** Written request **
Arrange every line of the material below into a numbered list, skipping any blank lines.

(Labeled region entries)

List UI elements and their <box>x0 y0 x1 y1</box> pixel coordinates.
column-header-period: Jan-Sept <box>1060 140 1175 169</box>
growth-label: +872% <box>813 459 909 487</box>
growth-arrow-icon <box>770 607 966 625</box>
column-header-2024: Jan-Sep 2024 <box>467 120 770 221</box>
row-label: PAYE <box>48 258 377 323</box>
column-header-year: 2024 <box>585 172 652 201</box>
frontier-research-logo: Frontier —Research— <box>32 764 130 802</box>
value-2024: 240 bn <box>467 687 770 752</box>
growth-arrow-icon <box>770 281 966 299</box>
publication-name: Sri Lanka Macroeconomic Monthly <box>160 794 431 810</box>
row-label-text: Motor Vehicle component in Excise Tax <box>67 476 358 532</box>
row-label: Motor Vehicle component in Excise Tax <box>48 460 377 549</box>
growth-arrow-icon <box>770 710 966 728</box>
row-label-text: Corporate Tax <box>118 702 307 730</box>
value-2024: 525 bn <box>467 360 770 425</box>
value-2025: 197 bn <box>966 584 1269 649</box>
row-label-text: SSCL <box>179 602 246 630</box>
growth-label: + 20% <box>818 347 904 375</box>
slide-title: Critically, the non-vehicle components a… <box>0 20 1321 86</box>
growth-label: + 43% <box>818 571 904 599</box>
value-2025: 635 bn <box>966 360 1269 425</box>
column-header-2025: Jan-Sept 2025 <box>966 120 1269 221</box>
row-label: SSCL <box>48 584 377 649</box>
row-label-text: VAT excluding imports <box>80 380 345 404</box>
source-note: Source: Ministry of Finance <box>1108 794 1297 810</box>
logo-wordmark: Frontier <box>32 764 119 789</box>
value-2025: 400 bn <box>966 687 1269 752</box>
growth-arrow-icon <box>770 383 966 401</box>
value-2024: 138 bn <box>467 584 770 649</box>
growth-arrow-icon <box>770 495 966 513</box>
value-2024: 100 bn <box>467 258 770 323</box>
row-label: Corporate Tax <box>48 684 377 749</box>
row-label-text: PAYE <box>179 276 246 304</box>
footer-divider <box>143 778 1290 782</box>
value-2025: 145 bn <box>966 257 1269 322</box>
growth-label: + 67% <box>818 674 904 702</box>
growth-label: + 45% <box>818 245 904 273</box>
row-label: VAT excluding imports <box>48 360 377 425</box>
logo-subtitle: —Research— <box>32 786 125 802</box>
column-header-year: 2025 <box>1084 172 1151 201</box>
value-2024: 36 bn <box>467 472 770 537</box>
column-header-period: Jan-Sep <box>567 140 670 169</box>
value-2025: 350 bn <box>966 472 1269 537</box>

** Finished task **
1. List UI elements and their <box>x0 y0 x1 y1</box> pixel coordinates.
2. column-header-period: Jan-Sept <box>1060 140 1175 169</box>
3. growth-label: +872% <box>813 459 909 487</box>
4. growth-arrow-icon <box>770 607 966 625</box>
5. column-header-2024: Jan-Sep 2024 <box>467 120 770 221</box>
6. row-label: PAYE <box>48 258 377 323</box>
7. column-header-year: 2024 <box>585 172 652 201</box>
8. frontier-research-logo: Frontier —Research— <box>32 764 130 802</box>
9. value-2024: 240 bn <box>467 687 770 752</box>
10. growth-arrow-icon <box>770 281 966 299</box>
11. publication-name: Sri Lanka Macroeconomic Monthly <box>160 794 431 810</box>
12. row-label-text: Motor Vehicle component in Excise Tax <box>67 476 358 532</box>
13. row-label: Motor Vehicle component in Excise Tax <box>48 460 377 549</box>
14. growth-arrow-icon <box>770 710 966 728</box>
15. row-label-text: Corporate Tax <box>118 702 307 730</box>
16. value-2024: 525 bn <box>467 360 770 425</box>
17. value-2025: 197 bn <box>966 584 1269 649</box>
18. row-label-text: SSCL <box>179 602 246 630</box>
19. growth-label: + 20% <box>818 347 904 375</box>
20. slide-title: Critically, the non-vehicle components a… <box>0 20 1321 86</box>
21. growth-label: + 43% <box>818 571 904 599</box>
22. value-2025: 635 bn <box>966 360 1269 425</box>
23. column-header-2025: Jan-Sept 2025 <box>966 120 1269 221</box>
24. row-label: SSCL <box>48 584 377 649</box>
25. row-label-text: VAT excluding imports <box>80 380 345 404</box>
26. source-note: Source: Ministry of Finance <box>1108 794 1297 810</box>
27. logo-wordmark: Frontier <box>32 764 119 789</box>
28. value-2025: 400 bn <box>966 687 1269 752</box>
29. growth-arrow-icon <box>770 383 966 401</box>
30. value-2024: 138 bn <box>467 584 770 649</box>
31. growth-arrow-icon <box>770 495 966 513</box>
32. value-2024: 100 bn <box>467 258 770 323</box>
33. row-label: Corporate Tax <box>48 684 377 749</box>
34. row-label-text: PAYE <box>179 276 246 304</box>
35. footer-divider <box>143 778 1290 782</box>
36. value-2025: 145 bn <box>966 257 1269 322</box>
37. growth-label: + 67% <box>818 674 904 702</box>
38. growth-label: + 45% <box>818 245 904 273</box>
39. row-label: VAT excluding imports <box>48 360 377 425</box>
40. logo-subtitle: —Research— <box>32 786 125 802</box>
41. column-header-year: 2025 <box>1084 172 1151 201</box>
42. value-2024: 36 bn <box>467 472 770 537</box>
43. column-header-period: Jan-Sep <box>567 140 670 169</box>
44. value-2025: 350 bn <box>966 472 1269 537</box>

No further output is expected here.